• **Exercise details**: Identify all lines of the data containing the string "name" and copy them.

• **Task input**:

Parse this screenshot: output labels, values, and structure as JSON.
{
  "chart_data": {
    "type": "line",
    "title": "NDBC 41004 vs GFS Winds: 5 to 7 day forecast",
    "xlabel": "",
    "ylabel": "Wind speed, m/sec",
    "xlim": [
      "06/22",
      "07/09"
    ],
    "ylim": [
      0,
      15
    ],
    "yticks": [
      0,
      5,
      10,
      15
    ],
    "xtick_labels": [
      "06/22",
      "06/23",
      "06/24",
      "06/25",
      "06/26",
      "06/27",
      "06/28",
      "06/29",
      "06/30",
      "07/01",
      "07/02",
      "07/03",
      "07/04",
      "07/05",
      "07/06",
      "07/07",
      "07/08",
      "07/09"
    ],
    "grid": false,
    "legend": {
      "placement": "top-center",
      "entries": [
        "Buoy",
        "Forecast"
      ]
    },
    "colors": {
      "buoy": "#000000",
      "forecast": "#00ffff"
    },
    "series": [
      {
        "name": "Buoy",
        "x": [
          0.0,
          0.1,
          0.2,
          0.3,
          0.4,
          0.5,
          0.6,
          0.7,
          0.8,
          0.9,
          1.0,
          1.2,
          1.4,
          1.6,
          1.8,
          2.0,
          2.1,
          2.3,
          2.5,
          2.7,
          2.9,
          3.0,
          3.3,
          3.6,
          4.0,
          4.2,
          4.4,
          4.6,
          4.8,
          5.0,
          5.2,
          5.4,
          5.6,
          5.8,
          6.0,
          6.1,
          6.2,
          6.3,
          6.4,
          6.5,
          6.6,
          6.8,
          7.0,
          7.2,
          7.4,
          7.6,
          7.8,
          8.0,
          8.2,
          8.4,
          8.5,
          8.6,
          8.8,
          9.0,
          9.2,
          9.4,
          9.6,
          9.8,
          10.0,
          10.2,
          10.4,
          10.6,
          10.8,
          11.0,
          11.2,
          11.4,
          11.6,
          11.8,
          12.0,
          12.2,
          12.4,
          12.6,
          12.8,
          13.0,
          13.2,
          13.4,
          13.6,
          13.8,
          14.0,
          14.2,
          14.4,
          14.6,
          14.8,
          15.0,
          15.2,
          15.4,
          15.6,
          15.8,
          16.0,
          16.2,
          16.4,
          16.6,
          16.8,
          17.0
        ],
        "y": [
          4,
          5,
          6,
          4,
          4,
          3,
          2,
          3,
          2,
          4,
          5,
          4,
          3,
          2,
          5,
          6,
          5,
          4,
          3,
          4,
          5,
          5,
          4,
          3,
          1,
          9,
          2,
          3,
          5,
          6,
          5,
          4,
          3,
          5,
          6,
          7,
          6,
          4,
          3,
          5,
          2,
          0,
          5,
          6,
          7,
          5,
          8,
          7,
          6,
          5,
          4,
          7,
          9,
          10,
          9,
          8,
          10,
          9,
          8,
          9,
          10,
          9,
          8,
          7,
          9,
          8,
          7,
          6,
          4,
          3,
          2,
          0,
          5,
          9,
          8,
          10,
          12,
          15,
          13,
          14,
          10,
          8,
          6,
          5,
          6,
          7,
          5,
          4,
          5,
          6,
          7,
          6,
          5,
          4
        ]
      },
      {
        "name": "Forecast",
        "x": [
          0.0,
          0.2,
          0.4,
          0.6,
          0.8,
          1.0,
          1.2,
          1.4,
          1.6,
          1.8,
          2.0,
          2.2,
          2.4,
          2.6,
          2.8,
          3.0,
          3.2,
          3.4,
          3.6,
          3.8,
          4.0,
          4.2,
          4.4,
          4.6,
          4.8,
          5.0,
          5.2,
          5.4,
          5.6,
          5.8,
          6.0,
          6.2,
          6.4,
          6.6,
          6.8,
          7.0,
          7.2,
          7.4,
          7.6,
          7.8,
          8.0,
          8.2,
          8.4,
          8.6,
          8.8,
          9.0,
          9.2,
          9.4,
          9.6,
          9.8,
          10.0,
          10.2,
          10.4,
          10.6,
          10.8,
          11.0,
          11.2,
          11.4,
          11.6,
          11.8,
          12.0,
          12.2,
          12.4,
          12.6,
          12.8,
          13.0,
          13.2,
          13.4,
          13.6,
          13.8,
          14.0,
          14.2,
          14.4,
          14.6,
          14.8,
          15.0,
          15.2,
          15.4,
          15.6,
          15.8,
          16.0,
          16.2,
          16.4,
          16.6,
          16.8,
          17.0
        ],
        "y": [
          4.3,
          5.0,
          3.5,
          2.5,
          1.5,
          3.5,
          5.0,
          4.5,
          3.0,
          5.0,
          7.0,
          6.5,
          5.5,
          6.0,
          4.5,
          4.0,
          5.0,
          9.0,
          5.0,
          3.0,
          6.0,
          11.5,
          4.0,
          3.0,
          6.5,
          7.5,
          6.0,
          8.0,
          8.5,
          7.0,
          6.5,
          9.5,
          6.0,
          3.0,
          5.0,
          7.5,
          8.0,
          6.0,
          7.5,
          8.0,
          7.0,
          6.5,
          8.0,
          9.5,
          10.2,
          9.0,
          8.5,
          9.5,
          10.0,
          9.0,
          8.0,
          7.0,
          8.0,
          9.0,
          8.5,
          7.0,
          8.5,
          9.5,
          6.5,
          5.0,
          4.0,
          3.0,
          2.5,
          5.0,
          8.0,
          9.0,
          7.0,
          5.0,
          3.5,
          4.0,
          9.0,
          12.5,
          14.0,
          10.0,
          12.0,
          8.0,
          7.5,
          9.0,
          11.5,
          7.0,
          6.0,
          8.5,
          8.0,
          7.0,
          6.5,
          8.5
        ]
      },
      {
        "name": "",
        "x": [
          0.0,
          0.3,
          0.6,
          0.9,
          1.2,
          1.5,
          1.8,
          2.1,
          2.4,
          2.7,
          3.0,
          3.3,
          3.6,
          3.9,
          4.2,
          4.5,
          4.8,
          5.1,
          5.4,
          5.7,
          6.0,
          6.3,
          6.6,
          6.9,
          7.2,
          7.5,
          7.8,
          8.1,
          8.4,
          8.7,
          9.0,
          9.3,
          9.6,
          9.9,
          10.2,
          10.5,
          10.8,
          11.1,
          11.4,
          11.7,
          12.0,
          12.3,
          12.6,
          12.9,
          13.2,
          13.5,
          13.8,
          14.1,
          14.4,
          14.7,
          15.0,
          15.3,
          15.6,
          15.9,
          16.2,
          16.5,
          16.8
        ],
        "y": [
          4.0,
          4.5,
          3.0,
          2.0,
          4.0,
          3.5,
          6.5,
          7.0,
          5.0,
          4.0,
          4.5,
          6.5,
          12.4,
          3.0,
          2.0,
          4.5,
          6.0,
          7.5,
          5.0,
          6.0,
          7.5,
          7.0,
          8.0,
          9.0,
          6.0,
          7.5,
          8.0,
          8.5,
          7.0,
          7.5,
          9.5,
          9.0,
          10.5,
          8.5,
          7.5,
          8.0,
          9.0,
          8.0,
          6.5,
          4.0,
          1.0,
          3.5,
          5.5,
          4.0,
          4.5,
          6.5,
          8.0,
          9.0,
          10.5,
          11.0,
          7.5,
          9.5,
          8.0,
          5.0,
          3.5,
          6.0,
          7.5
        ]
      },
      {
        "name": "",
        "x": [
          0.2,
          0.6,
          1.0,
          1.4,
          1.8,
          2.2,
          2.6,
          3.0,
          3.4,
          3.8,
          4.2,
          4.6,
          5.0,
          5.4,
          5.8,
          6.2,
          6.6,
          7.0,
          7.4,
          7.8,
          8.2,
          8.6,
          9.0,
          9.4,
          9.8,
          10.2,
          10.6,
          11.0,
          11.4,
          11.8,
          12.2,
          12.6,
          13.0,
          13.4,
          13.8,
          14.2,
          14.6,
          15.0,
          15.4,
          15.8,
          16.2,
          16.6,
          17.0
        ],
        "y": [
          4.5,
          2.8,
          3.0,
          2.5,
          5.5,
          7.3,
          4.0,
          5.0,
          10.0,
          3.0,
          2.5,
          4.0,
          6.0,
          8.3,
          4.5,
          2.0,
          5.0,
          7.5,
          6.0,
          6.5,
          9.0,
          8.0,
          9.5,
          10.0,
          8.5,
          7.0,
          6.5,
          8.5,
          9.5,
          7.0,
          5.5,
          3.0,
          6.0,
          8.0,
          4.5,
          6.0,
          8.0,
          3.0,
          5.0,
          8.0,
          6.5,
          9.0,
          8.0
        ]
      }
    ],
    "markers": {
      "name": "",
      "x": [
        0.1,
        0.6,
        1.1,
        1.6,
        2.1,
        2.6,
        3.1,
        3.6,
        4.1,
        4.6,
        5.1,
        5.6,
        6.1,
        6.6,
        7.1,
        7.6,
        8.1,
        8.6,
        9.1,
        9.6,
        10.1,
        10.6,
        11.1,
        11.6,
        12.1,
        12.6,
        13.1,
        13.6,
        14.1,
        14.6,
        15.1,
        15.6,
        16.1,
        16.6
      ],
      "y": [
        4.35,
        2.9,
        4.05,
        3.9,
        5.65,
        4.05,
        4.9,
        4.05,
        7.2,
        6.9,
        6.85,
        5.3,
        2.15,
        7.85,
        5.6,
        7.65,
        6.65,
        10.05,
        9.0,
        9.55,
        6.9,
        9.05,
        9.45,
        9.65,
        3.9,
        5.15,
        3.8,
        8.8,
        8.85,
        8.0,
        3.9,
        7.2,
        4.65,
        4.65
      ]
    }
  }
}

• **Final result**:
        "name": "Buoy",
        "name": "Forecast",
        "name": "",
        "name": "",
      "name": "",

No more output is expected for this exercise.